(Do this): In your copy, leave out the pictures and repeat the entries below exactly.

(Given data):
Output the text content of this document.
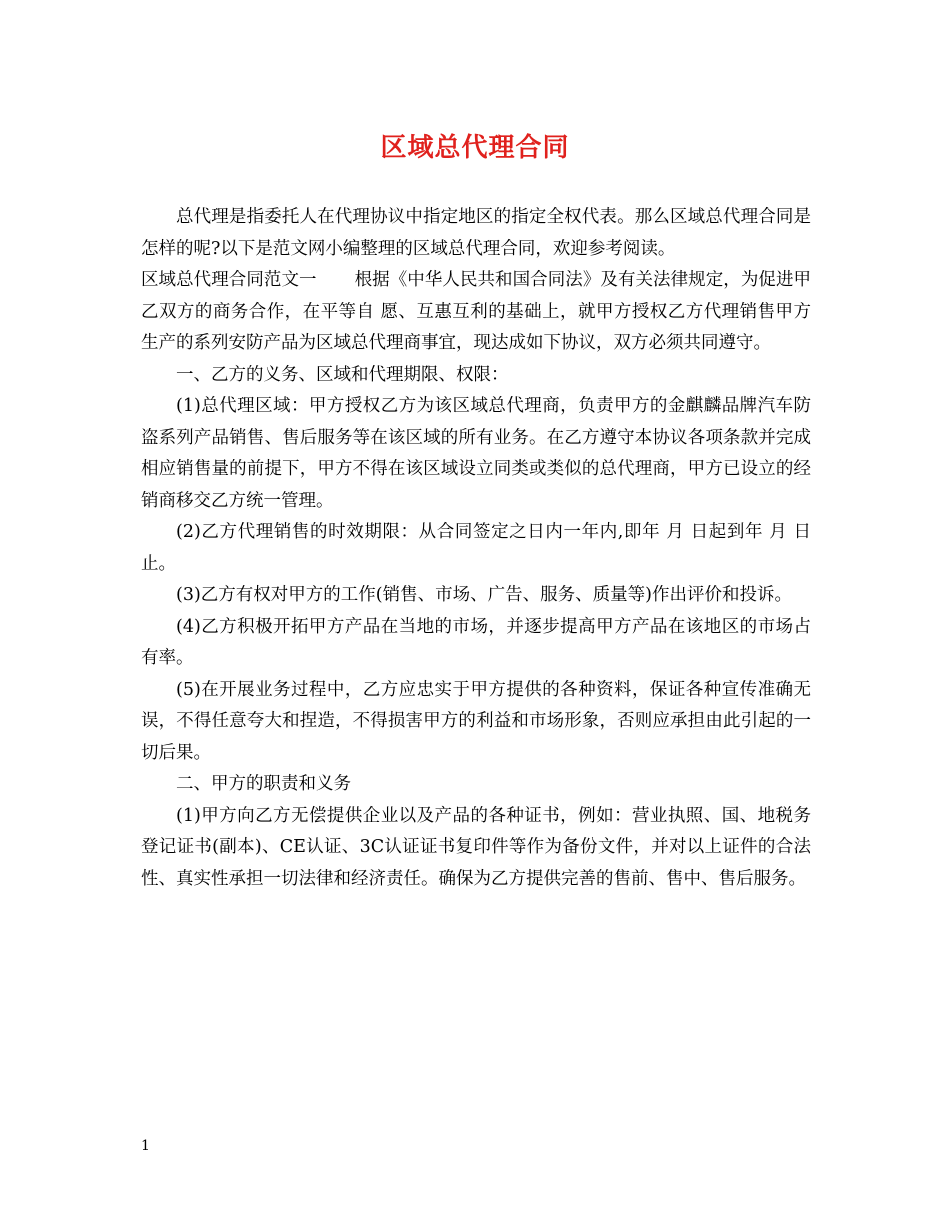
区域总代理合同

总代理是指委托人在代理协议中指定地区的指定全权代表。那么区域总代理合同是怎样的呢?以下是范文网小编整理的区域总代理合同，欢迎参考阅读。

区域总代理合同范文一 根据《中华人民共和国合同法》及有关法律规定，为促进甲乙双方的商务合作，在平等自 愿、互惠互利的基础上，就甲方授权乙方代理销售甲方生产的系列安防产品为区域总代理商事宜，现达成如下协议，双方必须共同遵守。

一、乙方的义务、区域和代理期限、权限：

(1)总代理区域：甲方授权乙方为该区域总代理商，负责甲方的金麒麟品牌汽车防盗系列产品销售、售后服务等在该区域的所有业务。在乙方遵守本协议各项条款并完成相应销售量的前提下，甲方不得在该区域设立同类或类似的总代理商，甲方已设立的经销商移交乙方统一管理。

(2)乙方代理销售的时效期限：从合同签定之日内一年内,即年 月 日起到年 月 日止。

(3)乙方有权对甲方的工作(销售、市场、广告、服务、质量等)作出评价和投诉。

(4)乙方积极开拓甲方产品在当地的市场，并逐步提高甲方产品在该地区的市场占有率。

(5)在开展业务过程中，乙方应忠实于甲方提供的各种资料，保证各种宣传准确无误，不得任意夸大和捏造，不得损害甲方的利益和市场形象，否则应承担由此引起的一切后果。

二、甲方的职责和义务

(1)甲方向乙方无偿提供企业以及产品的各种证书，例如：营业执照、国、地税务登记证书(副本)、CE认证、3C认证证书复印件等作为备份文件，并对以上证件的合法性、真实性承担一切法律和经济责任。确保为乙方提供完善的售前、售中、售后服务。

1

(Solution for this task):
Output the text content of this document.
区域总代理合同

总代理是指委托人在代理协议中指定地区的指定全权代表。那么区域总代理合同是怎样的呢?以下是范文网小编整理的区域总代理合同，欢迎参考阅读。

区域总代理合同范文一 根据《中华人民共和国合同法》及有关法律规定，为促进甲乙双方的商务合作，在平等自 愿、互惠互利的基础上，就甲方授权乙方代理销售甲方生产的系列安防产品为区域总代理商事宜，现达成如下协议，双方必须共同遵守。

一、乙方的义务、区域和代理期限、权限：

(1)总代理区域：甲方授权乙方为该区域总代理商，负责甲方的金麒麟品牌汽车防盗系列产品销售、售后服务等在该区域的所有业务。在乙方遵守本协议各项条款并完成相应销售量的前提下，甲方不得在该区域设立同类或类似的总代理商，甲方已设立的经销商移交乙方统一管理。

(2)乙方代理销售的时效期限：从合同签定之日内一年内,即年 月 日起到年 月 日止。

(3)乙方有权对甲方的工作(销售、市场、广告、服务、质量等)作出评价和投诉。

(4)乙方积极开拓甲方产品在当地的市场，并逐步提高甲方产品在该地区的市场占有率。

(5)在开展业务过程中，乙方应忠实于甲方提供的各种资料，保证各种宣传准确无误，不得任意夸大和捏造，不得损害甲方的利益和市场形象，否则应承担由此引起的一切后果。

二、甲方的职责和义务

(1)甲方向乙方无偿提供企业以及产品的各种证书，例如：营业执照、国、地税务登记证书(副本)、CE认证、3C认证证书复印件等作为备份文件，并对以上证件的合法性、真实性承担一切法律和经济责任。确保为乙方提供完善的售前、售中、售后服务。

1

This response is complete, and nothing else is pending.